# What you will do:
Could you print every line of the records below word for word, with nothing changed?
### Material provided ###
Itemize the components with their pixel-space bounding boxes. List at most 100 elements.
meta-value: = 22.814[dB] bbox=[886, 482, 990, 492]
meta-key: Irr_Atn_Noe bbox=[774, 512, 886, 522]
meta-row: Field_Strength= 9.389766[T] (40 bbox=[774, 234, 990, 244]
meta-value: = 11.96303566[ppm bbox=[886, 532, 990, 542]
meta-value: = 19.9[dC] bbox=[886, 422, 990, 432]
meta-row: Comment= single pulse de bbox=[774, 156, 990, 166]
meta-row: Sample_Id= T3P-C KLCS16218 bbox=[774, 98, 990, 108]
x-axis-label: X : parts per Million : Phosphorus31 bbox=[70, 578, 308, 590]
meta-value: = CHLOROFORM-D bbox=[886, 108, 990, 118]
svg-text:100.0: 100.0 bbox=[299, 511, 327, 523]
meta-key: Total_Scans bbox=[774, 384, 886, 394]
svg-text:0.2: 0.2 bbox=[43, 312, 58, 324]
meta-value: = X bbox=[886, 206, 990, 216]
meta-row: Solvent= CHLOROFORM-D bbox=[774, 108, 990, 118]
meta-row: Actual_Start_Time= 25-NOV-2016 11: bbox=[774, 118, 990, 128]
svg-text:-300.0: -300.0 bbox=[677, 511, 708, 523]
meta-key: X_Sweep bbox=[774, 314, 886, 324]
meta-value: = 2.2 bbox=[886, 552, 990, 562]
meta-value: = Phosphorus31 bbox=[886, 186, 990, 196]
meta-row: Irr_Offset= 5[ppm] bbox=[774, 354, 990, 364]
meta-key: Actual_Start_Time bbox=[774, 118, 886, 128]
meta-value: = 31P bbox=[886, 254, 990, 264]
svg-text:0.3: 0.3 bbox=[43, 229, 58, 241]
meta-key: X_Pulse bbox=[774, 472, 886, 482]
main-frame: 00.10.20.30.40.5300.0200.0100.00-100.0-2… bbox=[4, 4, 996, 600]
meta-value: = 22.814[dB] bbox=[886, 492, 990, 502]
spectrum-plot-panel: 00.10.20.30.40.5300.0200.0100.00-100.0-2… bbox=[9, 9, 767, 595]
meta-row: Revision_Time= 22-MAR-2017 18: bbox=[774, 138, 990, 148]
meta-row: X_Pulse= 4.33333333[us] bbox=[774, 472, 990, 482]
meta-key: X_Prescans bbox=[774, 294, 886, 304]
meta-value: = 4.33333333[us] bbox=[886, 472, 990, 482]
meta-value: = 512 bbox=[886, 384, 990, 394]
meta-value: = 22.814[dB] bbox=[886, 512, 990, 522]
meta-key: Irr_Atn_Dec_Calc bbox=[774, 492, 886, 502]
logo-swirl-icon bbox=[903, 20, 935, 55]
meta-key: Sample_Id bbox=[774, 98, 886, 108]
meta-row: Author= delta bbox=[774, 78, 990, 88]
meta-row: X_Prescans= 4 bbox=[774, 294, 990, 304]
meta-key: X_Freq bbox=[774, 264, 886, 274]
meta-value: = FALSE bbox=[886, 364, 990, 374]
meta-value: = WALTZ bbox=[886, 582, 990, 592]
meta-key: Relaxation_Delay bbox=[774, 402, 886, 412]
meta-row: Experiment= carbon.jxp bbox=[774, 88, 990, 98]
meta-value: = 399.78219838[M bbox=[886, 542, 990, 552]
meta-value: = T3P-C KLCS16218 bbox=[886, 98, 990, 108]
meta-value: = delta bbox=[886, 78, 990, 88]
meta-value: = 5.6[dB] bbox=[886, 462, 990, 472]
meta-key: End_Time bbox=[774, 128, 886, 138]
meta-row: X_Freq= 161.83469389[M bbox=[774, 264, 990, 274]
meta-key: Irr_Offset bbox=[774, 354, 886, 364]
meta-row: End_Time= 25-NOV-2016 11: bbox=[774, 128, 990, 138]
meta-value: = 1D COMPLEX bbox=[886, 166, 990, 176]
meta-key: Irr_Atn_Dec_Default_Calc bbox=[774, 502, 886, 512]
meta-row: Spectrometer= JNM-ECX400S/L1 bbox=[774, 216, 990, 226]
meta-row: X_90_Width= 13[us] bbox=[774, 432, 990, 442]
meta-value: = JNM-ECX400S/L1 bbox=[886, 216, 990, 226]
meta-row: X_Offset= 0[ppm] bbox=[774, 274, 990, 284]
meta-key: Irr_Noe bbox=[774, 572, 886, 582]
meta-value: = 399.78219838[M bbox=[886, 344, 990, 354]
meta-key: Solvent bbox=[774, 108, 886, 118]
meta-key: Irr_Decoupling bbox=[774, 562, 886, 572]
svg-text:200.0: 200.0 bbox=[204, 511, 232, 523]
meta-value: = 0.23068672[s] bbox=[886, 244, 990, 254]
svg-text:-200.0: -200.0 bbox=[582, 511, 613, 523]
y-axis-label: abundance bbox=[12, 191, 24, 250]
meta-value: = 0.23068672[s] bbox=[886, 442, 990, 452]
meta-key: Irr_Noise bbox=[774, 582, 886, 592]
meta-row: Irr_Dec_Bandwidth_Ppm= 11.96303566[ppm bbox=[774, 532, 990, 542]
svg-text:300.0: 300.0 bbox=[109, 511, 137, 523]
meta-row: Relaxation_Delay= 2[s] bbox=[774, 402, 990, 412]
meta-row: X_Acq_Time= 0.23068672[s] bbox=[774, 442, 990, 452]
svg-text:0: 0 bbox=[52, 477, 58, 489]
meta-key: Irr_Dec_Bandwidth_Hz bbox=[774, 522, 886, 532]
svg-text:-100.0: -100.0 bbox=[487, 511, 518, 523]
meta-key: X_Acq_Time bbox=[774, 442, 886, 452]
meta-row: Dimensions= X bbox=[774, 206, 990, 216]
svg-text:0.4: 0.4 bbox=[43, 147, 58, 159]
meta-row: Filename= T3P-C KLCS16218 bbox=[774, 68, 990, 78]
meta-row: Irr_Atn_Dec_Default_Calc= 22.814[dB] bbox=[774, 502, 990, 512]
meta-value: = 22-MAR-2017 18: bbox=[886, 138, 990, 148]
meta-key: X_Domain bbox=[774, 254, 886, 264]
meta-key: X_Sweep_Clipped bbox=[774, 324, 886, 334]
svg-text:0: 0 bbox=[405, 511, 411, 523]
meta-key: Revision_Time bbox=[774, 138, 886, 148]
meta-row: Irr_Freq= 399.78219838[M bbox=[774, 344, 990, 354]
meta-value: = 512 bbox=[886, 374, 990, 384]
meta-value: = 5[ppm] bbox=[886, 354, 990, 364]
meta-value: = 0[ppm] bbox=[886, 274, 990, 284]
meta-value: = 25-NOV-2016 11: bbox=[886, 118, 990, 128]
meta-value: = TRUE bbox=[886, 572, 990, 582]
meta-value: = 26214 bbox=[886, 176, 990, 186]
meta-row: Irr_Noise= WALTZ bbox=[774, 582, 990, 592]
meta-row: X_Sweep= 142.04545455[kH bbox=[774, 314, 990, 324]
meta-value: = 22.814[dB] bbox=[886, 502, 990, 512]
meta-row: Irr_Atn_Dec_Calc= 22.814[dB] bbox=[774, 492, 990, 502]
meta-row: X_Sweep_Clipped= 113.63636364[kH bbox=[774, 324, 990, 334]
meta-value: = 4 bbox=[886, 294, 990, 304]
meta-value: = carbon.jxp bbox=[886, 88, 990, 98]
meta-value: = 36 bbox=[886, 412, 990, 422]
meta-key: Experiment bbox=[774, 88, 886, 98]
###
# Written answer:
Itemize the components with their pixel-space bounding boxes. List at most 100 elements.
meta-value: = 22.814[dB] bbox=[886, 482, 990, 492]
meta-key: Irr_Atn_Noe bbox=[774, 512, 886, 522]
meta-row: Field_Strength= 9.389766[T] (40 bbox=[774, 234, 990, 244]
meta-value: = 11.96303566[ppm bbox=[886, 532, 990, 542]
meta-value: = 19.9[dC] bbox=[886, 422, 990, 432]
meta-row: Comment= single pulse de bbox=[774, 156, 990, 166]
meta-row: Sample_Id= T3P-C KLCS16218 bbox=[774, 98, 990, 108]
x-axis-label: X : parts per Million : Phosphorus31 bbox=[70, 578, 308, 590]
meta-value: = CHLOROFORM-D bbox=[886, 108, 990, 118]
svg-text:100.0: 100.0 bbox=[299, 511, 327, 523]
meta-key: Total_Scans bbox=[774, 384, 886, 394]
svg-text:0.2: 0.2 bbox=[43, 312, 58, 324]
meta-value: = X bbox=[886, 206, 990, 216]
meta-row: Solvent= CHLOROFORM-D bbox=[774, 108, 990, 118]
meta-row: Actual_Start_Time= 25-NOV-2016 11: bbox=[774, 118, 990, 128]
svg-text:-300.0: -300.0 bbox=[677, 511, 708, 523]
meta-key: X_Sweep bbox=[774, 314, 886, 324]
meta-value: = 2.2 bbox=[886, 552, 990, 562]
meta-value: = Phosphorus31 bbox=[886, 186, 990, 196]
meta-row: Irr_Offset= 5[ppm] bbox=[774, 354, 990, 364]
meta-key: Actual_Start_Time bbox=[774, 118, 886, 128]
meta-value: = 31P bbox=[886, 254, 990, 264]
svg-text:0.3: 0.3 bbox=[43, 229, 58, 241]
meta-key: X_Pulse bbox=[774, 472, 886, 482]
main-frame: 00.10.20.30.40.5300.0200.0100.00-100.0-2… bbox=[4, 4, 996, 600]
meta-value: = 22.814[dB] bbox=[886, 492, 990, 502]
spectrum-plot-panel: 00.10.20.30.40.5300.0200.0100.00-100.0-2… bbox=[9, 9, 767, 595]
meta-row: Revision_Time= 22-MAR-2017 18: bbox=[774, 138, 990, 148]
meta-row: X_Pulse= 4.33333333[us] bbox=[774, 472, 990, 482]
meta-key: X_Prescans bbox=[774, 294, 886, 304]
meta-value: = 4.33333333[us] bbox=[886, 472, 990, 482]
meta-value: = 512 bbox=[886, 384, 990, 394]
meta-value: = 22.814[dB] bbox=[886, 512, 990, 522]
meta-key: Irr_Atn_Dec_Calc bbox=[774, 492, 886, 502]
logo-swirl-icon bbox=[903, 20, 935, 55]
meta-key: Sample_Id bbox=[774, 98, 886, 108]
meta-row: Author= delta bbox=[774, 78, 990, 88]
meta-row: X_Prescans= 4 bbox=[774, 294, 990, 304]
meta-key: X_Freq bbox=[774, 264, 886, 274]
meta-value: = FALSE bbox=[886, 364, 990, 374]
meta-value: = WALTZ bbox=[886, 582, 990, 592]
meta-key: Relaxation_Delay bbox=[774, 402, 886, 412]
meta-row: Experiment= carbon.jxp bbox=[774, 88, 990, 98]
meta-value: = 399.78219838[M bbox=[886, 542, 990, 552]
meta-value: = T3P-C KLCS16218 bbox=[886, 98, 990, 108]
meta-value: = delta bbox=[886, 78, 990, 88]
meta-value: = 5.6[dB] bbox=[886, 462, 990, 472]
meta-key: End_Time bbox=[774, 128, 886, 138]
meta-row: X_Freq= 161.83469389[M bbox=[774, 264, 990, 274]
meta-key: Irr_Offset bbox=[774, 354, 886, 364]
meta-row: End_Time= 25-NOV-2016 11: bbox=[774, 128, 990, 138]
meta-value: = 1D COMPLEX bbox=[886, 166, 990, 176]
meta-key: Irr_Atn_Dec_Default_Calc bbox=[774, 502, 886, 512]
meta-row: Spectrometer= JNM-ECX400S/L1 bbox=[774, 216, 990, 226]
meta-row: X_90_Width= 13[us] bbox=[774, 432, 990, 442]
meta-value: = JNM-ECX400S/L1 bbox=[886, 216, 990, 226]
meta-row: X_Offset= 0[ppm] bbox=[774, 274, 990, 284]
meta-key: Irr_Noe bbox=[774, 572, 886, 582]
meta-value: = 399.78219838[M bbox=[886, 344, 990, 354]
meta-key: Solvent bbox=[774, 108, 886, 118]
meta-key: Irr_Decoupling bbox=[774, 562, 886, 572]
svg-text:200.0: 200.0 bbox=[204, 511, 232, 523]
meta-value: = 0.23068672[s] bbox=[886, 244, 990, 254]
svg-text:-200.0: -200.0 bbox=[582, 511, 613, 523]
y-axis-label: abundance bbox=[12, 191, 24, 250]
meta-value: = 0.23068672[s] bbox=[886, 442, 990, 452]
meta-key: Irr_Noise bbox=[774, 582, 886, 592]
meta-row: Irr_Dec_Bandwidth_Ppm= 11.96303566[ppm bbox=[774, 532, 990, 542]
svg-text:300.0: 300.0 bbox=[109, 511, 137, 523]
meta-row: Relaxation_Delay= 2[s] bbox=[774, 402, 990, 412]
meta-row: X_Acq_Time= 0.23068672[s] bbox=[774, 442, 990, 452]
svg-text:0: 0 bbox=[52, 477, 58, 489]
meta-key: Irr_Dec_Bandwidth_Hz bbox=[774, 522, 886, 532]
svg-text:-100.0: -100.0 bbox=[487, 511, 518, 523]
meta-key: X_Acq_Time bbox=[774, 442, 886, 452]
meta-row: Dimensions= X bbox=[774, 206, 990, 216]
svg-text:0.4: 0.4 bbox=[43, 147, 58, 159]
meta-row: Filename= T3P-C KLCS16218 bbox=[774, 68, 990, 78]
meta-row: Irr_Atn_Dec_Default_Calc= 22.814[dB] bbox=[774, 502, 990, 512]
meta-value: = 22-MAR-2017 18: bbox=[886, 138, 990, 148]
meta-key: X_Domain bbox=[774, 254, 886, 264]
meta-key: X_Sweep_Clipped bbox=[774, 324, 886, 334]
svg-text:0: 0 bbox=[405, 511, 411, 523]
meta-key: Revision_Time bbox=[774, 138, 886, 148]
meta-row: Irr_Freq= 399.78219838[M bbox=[774, 344, 990, 354]
meta-value: = 512 bbox=[886, 374, 990, 384]
meta-value: = 5[ppm] bbox=[886, 354, 990, 364]
meta-value: = 0[ppm] bbox=[886, 274, 990, 284]
meta-value: = 25-NOV-2016 11: bbox=[886, 118, 990, 128]
meta-value: = TRUE bbox=[886, 572, 990, 582]
meta-value: = 26214 bbox=[886, 176, 990, 186]
meta-row: Irr_Noise= WALTZ bbox=[774, 582, 990, 592]
meta-row: X_Sweep= 142.04545455[kH bbox=[774, 314, 990, 324]
meta-value: = 22.814[dB] bbox=[886, 502, 990, 512]
meta-row: Irr_Atn_Dec_Calc= 22.814[dB] bbox=[774, 492, 990, 502]
meta-row: X_Sweep_Clipped= 113.63636364[kH bbox=[774, 324, 990, 334]
meta-value: = 4 bbox=[886, 294, 990, 304]
meta-value: = carbon.jxp bbox=[886, 88, 990, 98]
meta-value: = 36 bbox=[886, 412, 990, 422]
meta-key: Experiment bbox=[774, 88, 886, 98]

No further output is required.